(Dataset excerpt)
········

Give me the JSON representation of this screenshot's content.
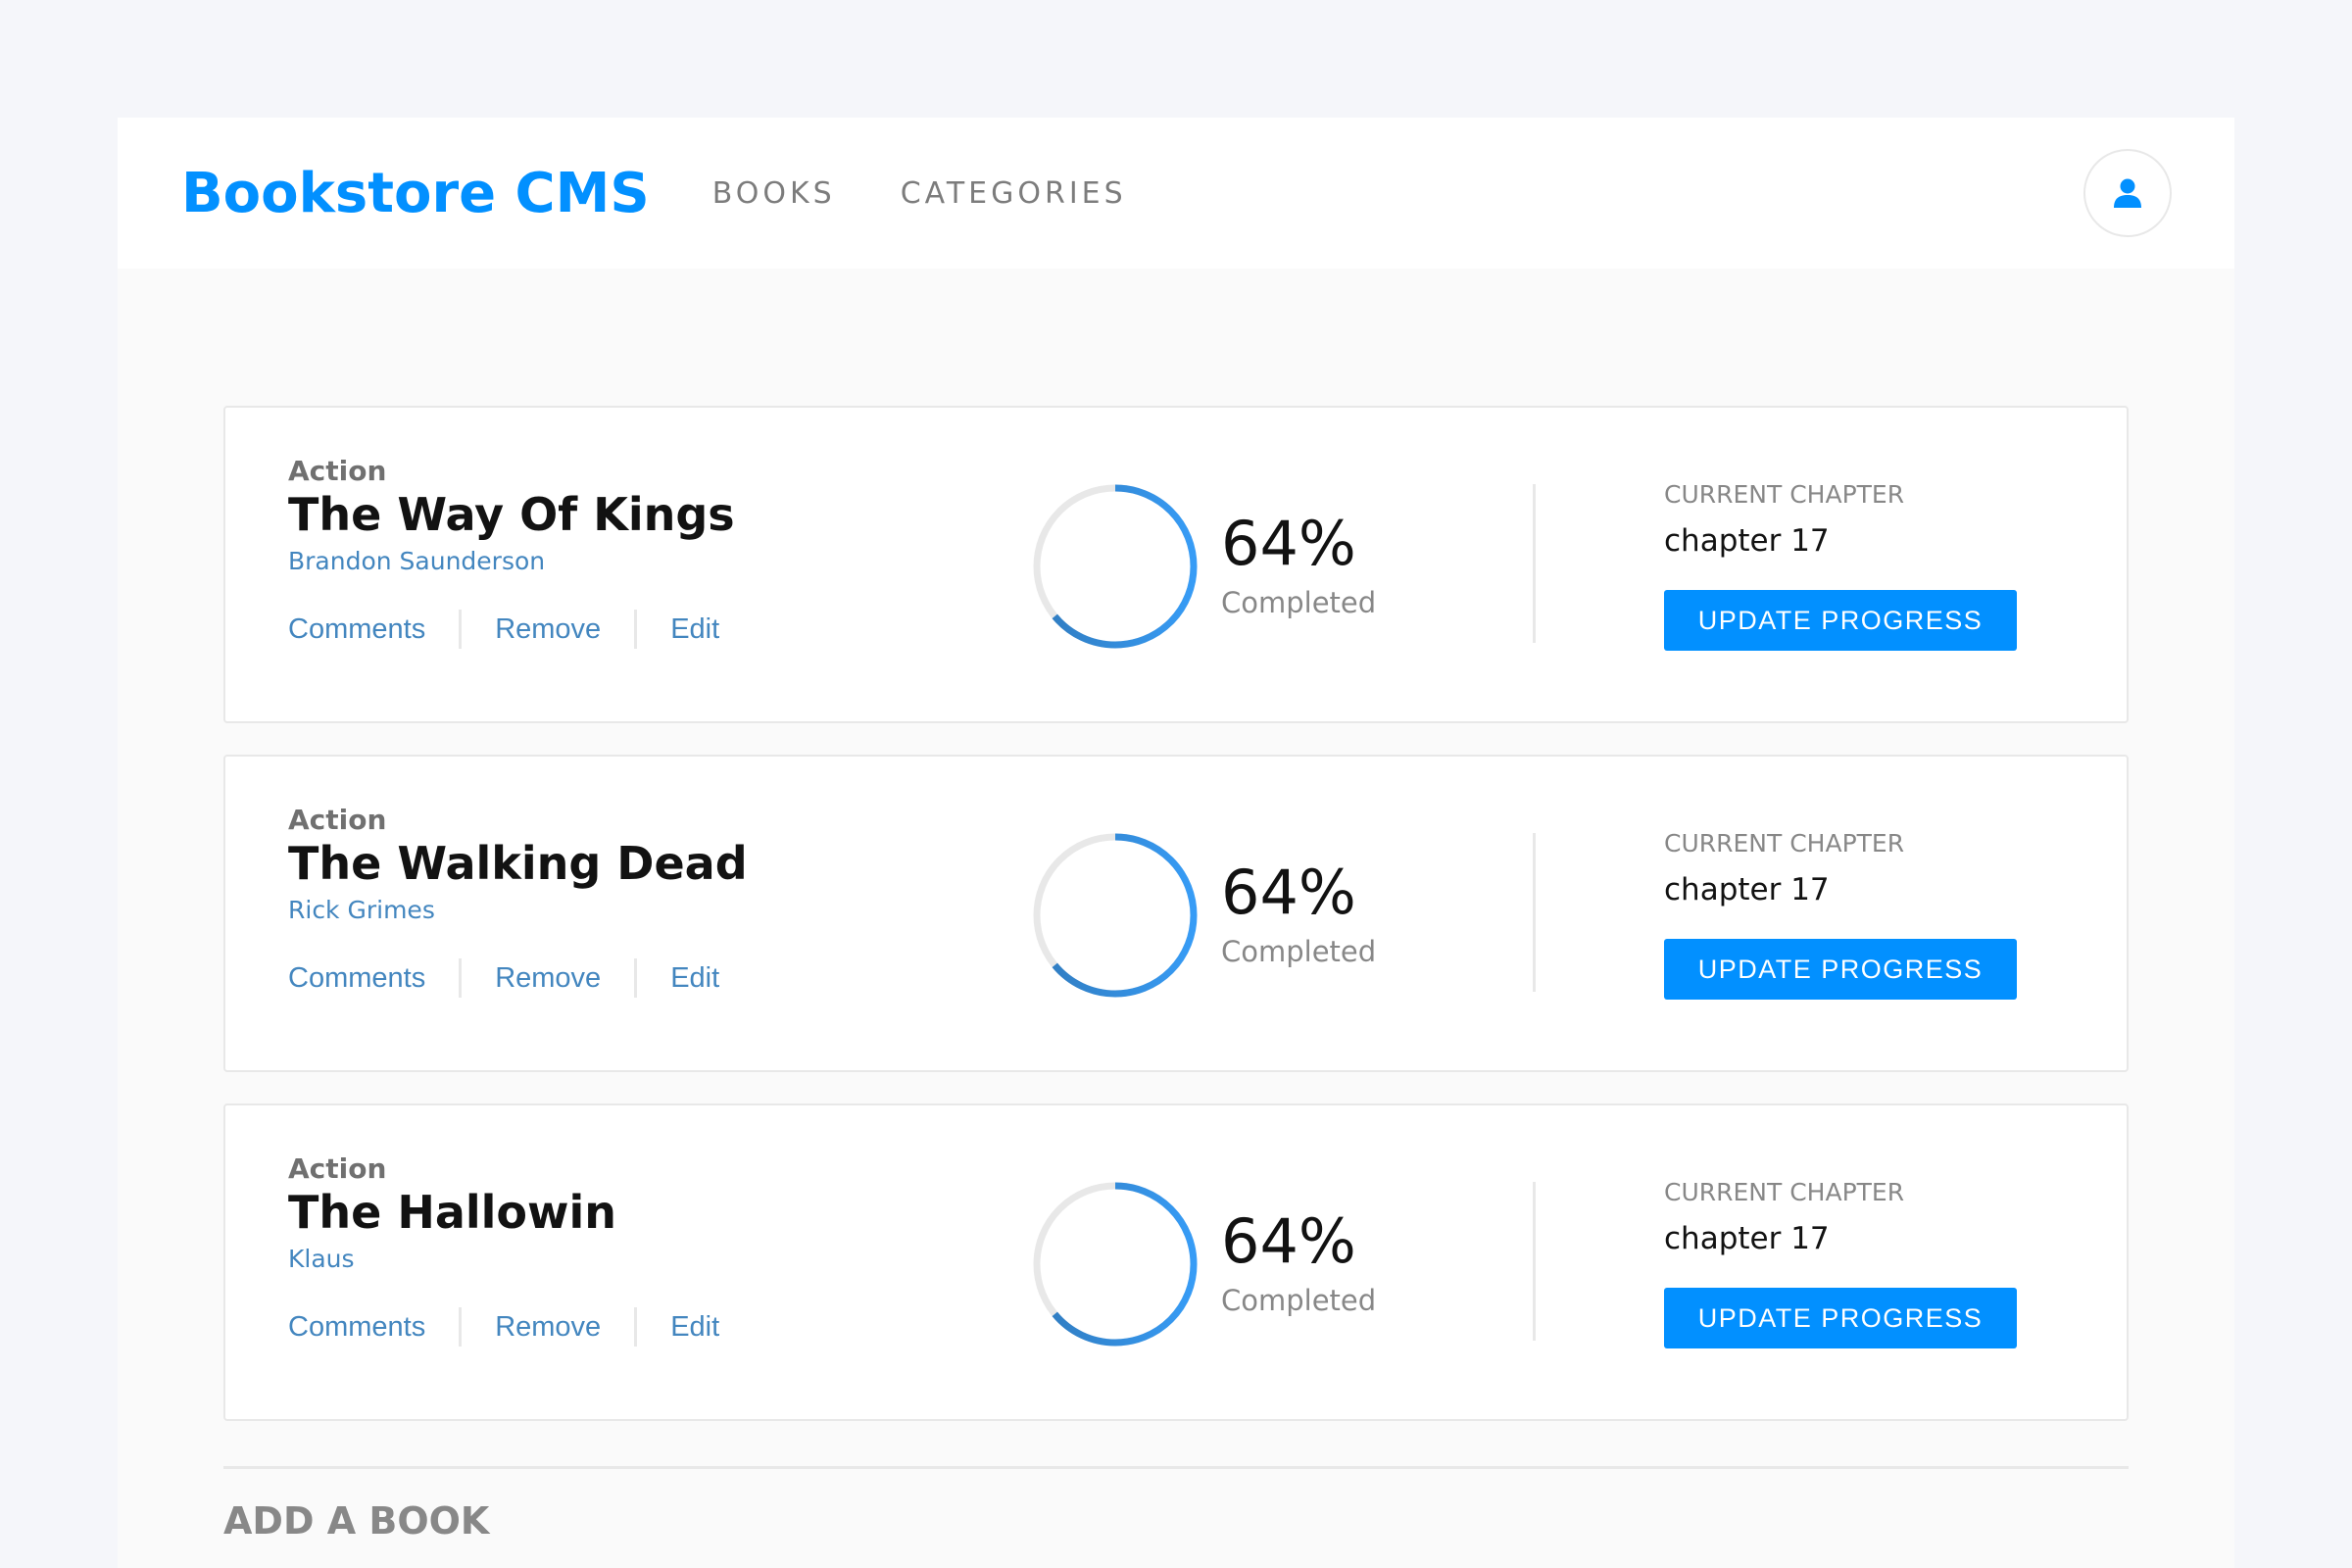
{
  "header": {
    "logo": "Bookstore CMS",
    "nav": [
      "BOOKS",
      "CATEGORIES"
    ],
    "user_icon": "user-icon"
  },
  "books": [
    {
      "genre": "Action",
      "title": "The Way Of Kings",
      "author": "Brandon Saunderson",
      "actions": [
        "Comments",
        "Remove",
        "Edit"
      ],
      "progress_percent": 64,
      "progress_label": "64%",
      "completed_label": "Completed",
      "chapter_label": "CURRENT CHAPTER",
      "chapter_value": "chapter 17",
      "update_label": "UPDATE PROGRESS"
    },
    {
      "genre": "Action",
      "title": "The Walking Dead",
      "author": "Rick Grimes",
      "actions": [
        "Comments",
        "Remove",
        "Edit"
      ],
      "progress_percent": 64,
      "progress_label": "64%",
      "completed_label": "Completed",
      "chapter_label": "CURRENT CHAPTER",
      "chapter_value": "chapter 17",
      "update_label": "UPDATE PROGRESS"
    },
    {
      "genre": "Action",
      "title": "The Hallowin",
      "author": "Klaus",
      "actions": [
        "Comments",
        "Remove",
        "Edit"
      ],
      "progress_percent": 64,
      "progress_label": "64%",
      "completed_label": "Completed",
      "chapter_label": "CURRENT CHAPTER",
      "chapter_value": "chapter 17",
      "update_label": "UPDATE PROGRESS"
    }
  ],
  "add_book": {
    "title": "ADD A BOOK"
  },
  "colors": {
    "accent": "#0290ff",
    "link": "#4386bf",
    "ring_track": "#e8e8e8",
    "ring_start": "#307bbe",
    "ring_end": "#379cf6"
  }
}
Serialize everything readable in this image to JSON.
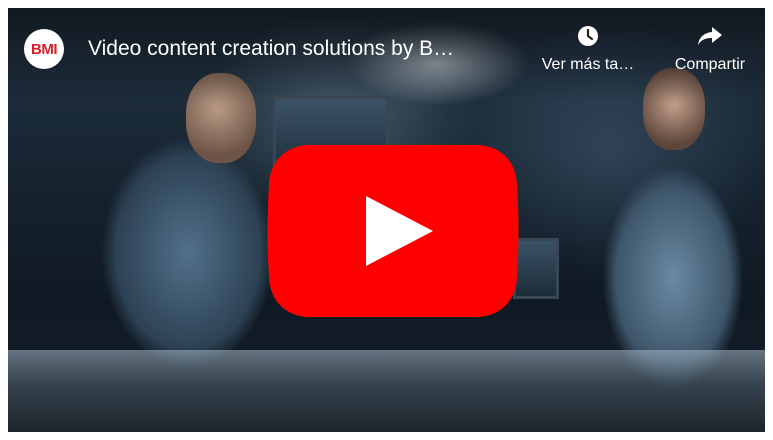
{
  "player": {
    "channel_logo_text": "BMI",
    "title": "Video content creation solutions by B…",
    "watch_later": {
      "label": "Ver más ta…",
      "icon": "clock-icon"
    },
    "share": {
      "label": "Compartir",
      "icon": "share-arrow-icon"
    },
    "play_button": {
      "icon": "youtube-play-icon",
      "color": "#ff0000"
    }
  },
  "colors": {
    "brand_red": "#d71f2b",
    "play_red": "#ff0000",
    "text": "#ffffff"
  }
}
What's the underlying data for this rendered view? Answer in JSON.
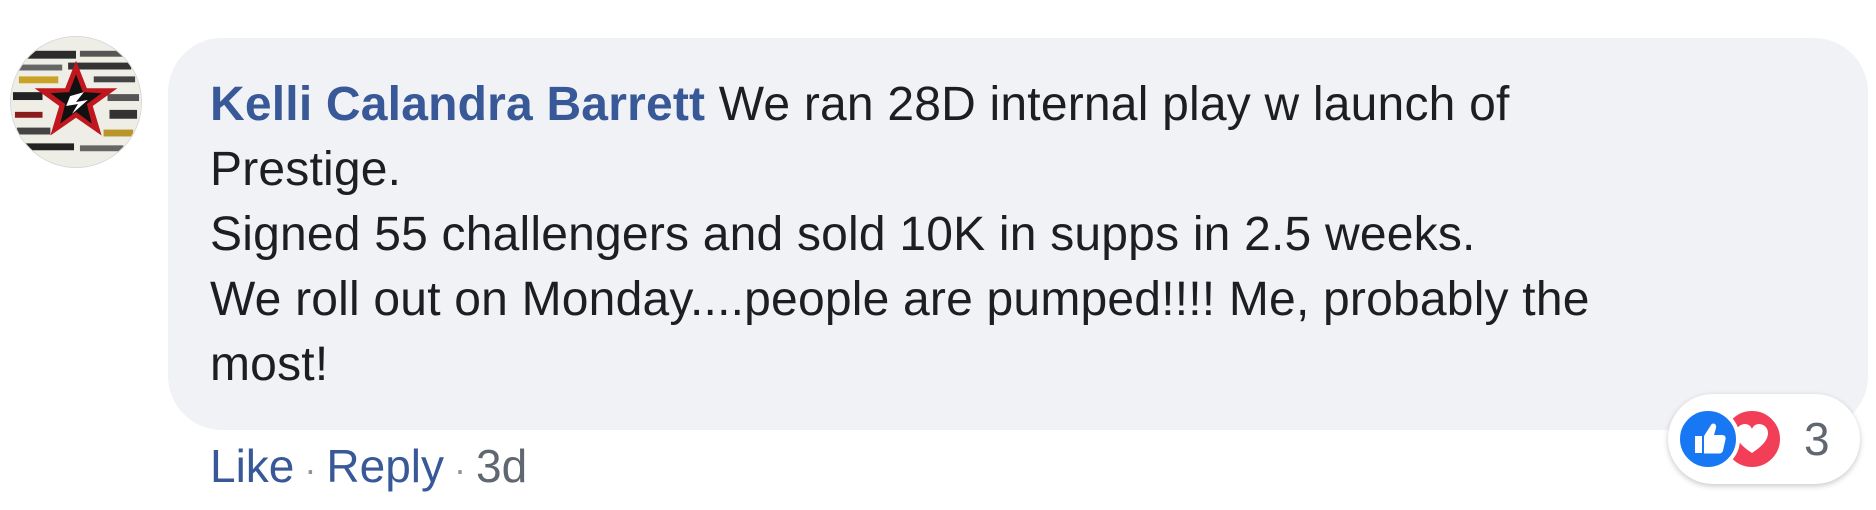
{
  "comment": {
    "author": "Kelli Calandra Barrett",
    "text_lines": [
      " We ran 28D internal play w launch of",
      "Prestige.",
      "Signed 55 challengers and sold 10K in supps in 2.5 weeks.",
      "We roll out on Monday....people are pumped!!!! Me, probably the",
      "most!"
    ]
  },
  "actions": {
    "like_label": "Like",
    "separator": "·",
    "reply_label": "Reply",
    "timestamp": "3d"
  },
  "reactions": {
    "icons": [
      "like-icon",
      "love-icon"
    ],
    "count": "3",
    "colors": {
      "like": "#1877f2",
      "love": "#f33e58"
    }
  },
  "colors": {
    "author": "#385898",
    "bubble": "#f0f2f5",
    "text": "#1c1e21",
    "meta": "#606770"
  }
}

········

■ WHAT NEEDS TO BE DONE
Among the lines of the material, find those that hold the word "content" and copy them.

■ THE OUTPUT
Give me the JSON representation of this screenshot's content.
    "title": "Video content creation solutions by B…",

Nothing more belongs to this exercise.